=== WRITTEN PROBLEM ===
Count how many lines in the material below hold the word "location"; the reply is that number alone.

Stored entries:
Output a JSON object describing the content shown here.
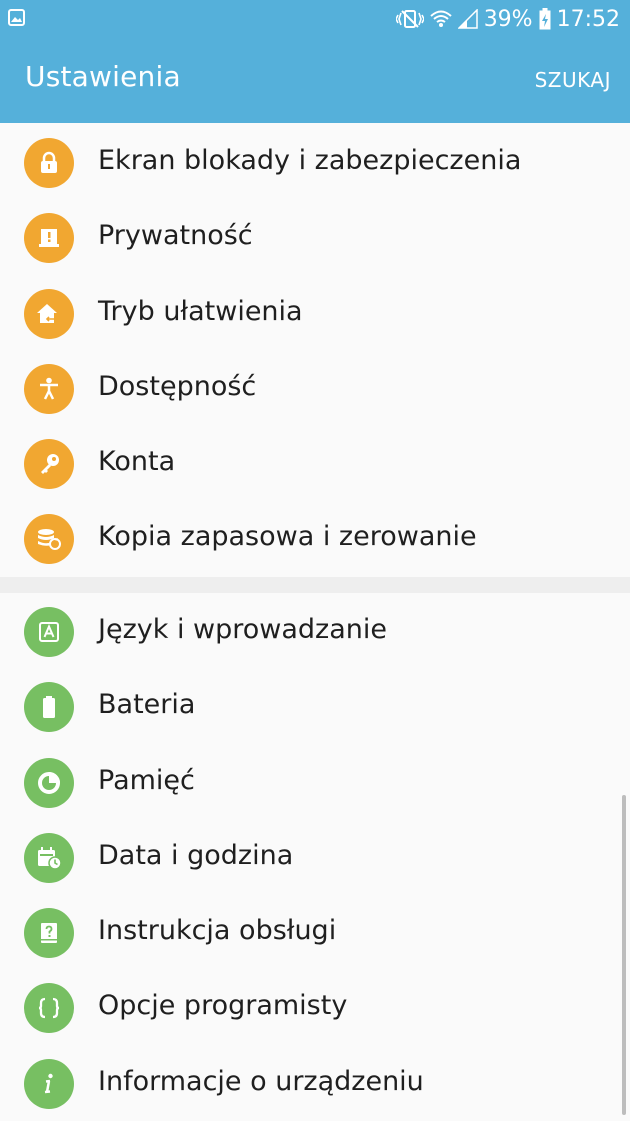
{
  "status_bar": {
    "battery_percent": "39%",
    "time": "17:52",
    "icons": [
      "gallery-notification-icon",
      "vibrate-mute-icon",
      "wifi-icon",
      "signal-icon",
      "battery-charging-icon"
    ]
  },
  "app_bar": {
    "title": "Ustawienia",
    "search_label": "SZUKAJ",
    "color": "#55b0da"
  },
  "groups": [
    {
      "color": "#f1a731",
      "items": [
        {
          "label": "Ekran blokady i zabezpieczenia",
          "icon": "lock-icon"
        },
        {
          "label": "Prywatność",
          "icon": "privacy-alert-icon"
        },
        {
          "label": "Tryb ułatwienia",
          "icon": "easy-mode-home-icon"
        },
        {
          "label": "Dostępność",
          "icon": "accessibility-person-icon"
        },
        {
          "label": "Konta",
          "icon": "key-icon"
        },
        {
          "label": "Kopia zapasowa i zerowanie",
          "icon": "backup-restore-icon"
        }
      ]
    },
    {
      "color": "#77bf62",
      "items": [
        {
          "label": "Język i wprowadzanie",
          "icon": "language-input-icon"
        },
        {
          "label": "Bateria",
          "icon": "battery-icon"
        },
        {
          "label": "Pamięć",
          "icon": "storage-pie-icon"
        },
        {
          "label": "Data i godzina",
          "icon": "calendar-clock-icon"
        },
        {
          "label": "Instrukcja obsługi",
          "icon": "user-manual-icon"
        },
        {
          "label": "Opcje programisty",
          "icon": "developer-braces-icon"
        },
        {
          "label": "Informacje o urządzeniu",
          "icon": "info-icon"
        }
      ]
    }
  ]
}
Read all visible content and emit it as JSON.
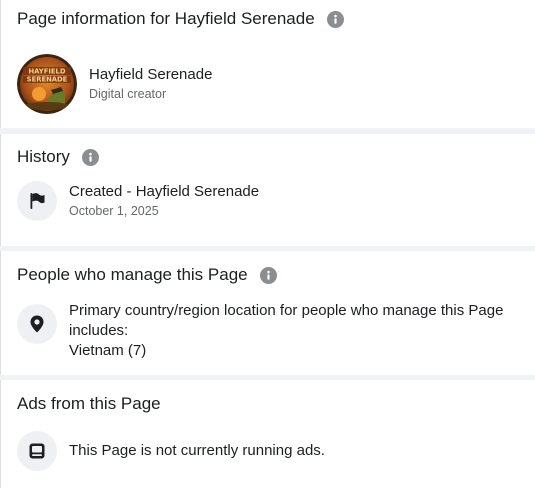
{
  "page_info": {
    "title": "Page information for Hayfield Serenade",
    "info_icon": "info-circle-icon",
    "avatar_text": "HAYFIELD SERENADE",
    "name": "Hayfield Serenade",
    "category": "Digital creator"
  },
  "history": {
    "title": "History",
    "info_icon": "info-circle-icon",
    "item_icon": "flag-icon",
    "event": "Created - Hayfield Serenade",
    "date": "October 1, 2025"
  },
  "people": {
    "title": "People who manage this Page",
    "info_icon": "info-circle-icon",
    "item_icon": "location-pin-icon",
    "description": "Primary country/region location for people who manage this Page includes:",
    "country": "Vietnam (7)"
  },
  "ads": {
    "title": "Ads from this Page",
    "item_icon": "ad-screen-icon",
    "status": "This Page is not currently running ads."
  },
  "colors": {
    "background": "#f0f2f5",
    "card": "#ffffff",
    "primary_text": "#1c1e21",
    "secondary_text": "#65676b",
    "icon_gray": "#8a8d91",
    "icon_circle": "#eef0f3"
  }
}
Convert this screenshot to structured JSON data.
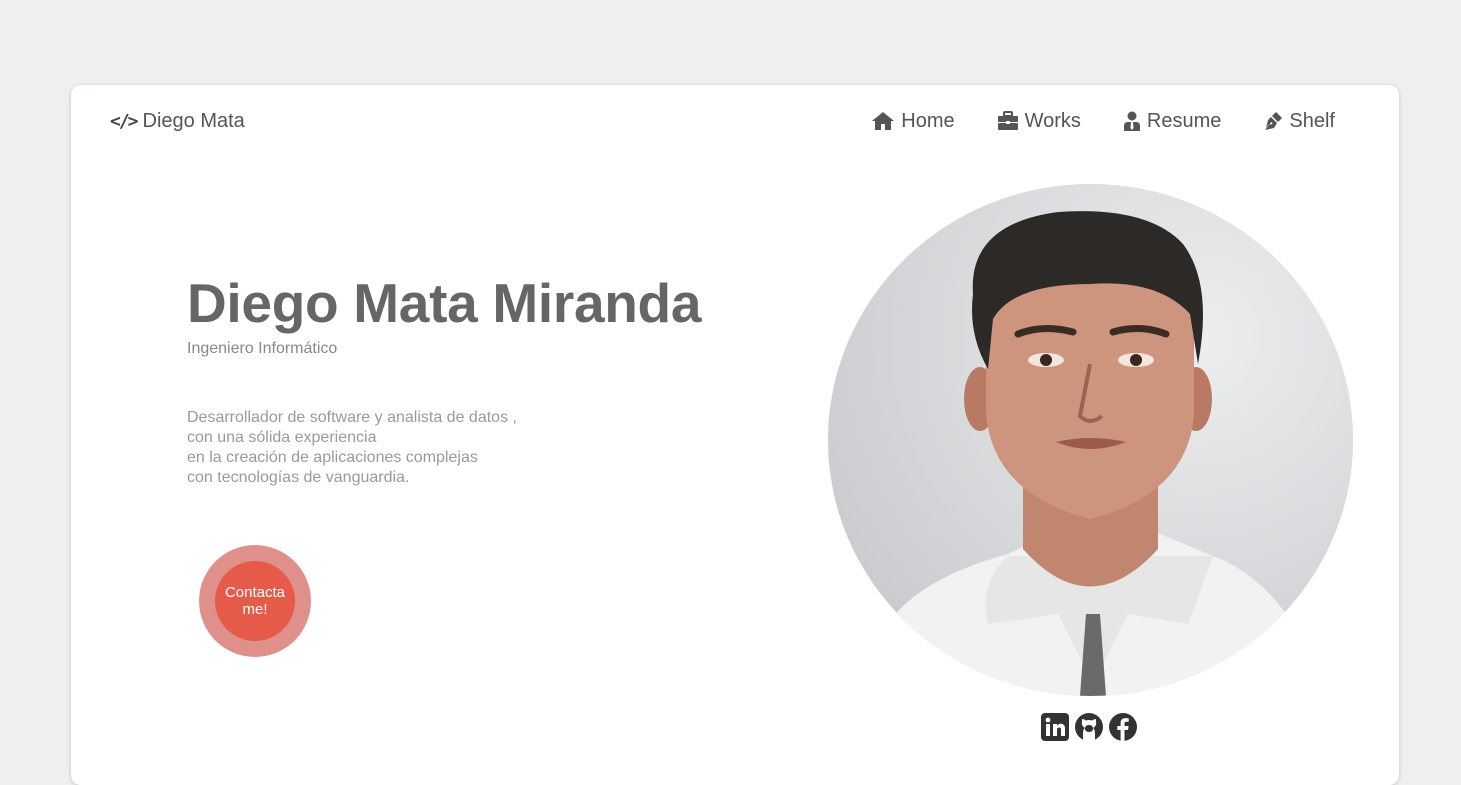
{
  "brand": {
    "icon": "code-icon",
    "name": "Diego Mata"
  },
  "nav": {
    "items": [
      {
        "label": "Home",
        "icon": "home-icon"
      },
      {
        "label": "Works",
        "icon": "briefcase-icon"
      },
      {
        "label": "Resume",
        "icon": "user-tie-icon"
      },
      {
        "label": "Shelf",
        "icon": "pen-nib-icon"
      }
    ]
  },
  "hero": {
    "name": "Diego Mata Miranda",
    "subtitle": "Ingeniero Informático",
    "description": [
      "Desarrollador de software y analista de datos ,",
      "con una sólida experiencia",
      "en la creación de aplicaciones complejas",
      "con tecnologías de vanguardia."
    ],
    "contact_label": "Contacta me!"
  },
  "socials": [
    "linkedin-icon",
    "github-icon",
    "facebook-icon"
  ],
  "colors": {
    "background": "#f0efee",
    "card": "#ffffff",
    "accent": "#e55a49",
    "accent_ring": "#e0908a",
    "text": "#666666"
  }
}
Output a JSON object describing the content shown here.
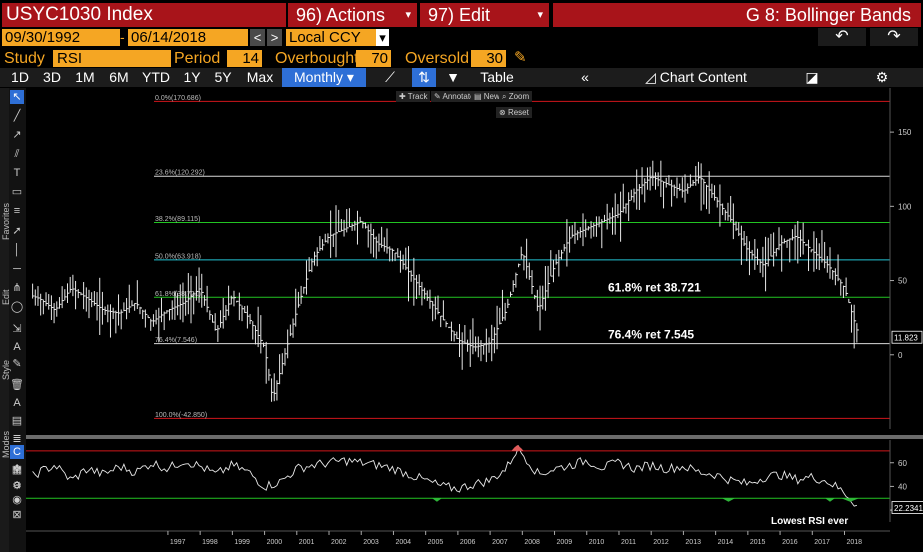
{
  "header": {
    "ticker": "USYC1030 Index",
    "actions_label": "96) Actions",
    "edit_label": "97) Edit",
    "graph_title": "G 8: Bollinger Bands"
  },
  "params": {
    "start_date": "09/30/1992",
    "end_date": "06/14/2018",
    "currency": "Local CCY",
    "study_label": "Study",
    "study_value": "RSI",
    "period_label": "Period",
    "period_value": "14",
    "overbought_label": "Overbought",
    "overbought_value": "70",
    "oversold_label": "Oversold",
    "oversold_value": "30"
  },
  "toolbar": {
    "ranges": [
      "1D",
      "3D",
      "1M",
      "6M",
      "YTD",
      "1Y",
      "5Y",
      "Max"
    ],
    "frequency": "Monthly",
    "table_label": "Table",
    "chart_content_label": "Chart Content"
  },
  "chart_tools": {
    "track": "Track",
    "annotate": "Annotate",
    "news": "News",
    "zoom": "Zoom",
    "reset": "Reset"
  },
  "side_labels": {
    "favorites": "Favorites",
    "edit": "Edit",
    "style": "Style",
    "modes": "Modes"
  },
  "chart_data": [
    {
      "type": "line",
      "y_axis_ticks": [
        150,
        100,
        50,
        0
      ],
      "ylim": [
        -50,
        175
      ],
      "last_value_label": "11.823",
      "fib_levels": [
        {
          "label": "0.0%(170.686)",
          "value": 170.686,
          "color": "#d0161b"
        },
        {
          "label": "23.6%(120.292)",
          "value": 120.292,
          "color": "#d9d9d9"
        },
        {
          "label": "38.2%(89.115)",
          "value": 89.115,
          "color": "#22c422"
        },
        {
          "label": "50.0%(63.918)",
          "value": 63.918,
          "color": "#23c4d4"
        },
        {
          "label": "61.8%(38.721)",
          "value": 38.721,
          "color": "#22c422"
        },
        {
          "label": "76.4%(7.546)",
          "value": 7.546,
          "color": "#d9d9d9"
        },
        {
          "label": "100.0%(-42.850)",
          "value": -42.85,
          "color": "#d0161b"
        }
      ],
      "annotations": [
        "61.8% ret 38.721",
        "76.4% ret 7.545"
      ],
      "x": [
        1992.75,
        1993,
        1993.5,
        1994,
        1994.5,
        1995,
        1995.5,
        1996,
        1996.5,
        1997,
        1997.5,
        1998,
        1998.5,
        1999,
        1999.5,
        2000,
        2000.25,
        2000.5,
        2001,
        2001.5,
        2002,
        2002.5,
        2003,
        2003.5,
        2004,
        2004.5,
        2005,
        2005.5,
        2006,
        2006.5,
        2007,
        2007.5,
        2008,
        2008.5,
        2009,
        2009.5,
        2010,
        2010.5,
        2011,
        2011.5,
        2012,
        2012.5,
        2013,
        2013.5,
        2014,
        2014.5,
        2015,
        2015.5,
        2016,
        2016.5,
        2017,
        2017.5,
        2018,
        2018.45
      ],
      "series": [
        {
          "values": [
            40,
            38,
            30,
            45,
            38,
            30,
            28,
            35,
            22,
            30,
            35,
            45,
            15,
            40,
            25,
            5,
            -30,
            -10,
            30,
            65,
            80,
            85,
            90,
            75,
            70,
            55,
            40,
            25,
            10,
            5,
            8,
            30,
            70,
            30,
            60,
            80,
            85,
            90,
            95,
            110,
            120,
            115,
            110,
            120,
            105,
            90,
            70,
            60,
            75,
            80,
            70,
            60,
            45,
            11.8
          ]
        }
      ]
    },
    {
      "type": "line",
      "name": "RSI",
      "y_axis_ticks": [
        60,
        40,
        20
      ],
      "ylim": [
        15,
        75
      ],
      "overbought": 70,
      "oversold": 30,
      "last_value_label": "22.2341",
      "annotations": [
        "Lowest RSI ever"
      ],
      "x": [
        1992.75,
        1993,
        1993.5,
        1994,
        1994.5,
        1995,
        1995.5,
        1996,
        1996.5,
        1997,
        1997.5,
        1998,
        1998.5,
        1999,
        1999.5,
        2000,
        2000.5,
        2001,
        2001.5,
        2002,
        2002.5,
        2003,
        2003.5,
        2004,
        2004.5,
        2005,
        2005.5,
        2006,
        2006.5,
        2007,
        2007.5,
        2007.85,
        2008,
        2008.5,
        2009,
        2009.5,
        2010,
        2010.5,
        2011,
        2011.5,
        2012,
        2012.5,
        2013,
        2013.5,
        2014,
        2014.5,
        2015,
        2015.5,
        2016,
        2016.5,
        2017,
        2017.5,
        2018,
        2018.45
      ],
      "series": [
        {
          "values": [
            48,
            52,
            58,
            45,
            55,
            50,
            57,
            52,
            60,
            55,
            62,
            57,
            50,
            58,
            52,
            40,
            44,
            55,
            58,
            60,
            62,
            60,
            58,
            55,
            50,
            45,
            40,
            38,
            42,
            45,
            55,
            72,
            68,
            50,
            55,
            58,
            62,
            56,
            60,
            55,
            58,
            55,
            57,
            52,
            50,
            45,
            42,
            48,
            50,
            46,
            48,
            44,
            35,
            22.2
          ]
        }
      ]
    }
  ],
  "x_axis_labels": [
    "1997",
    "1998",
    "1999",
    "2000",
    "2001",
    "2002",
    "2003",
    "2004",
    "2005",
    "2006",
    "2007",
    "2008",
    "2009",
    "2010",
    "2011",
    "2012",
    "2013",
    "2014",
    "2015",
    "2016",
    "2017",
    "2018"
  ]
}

=== EXERCISE RESPONSE ===
2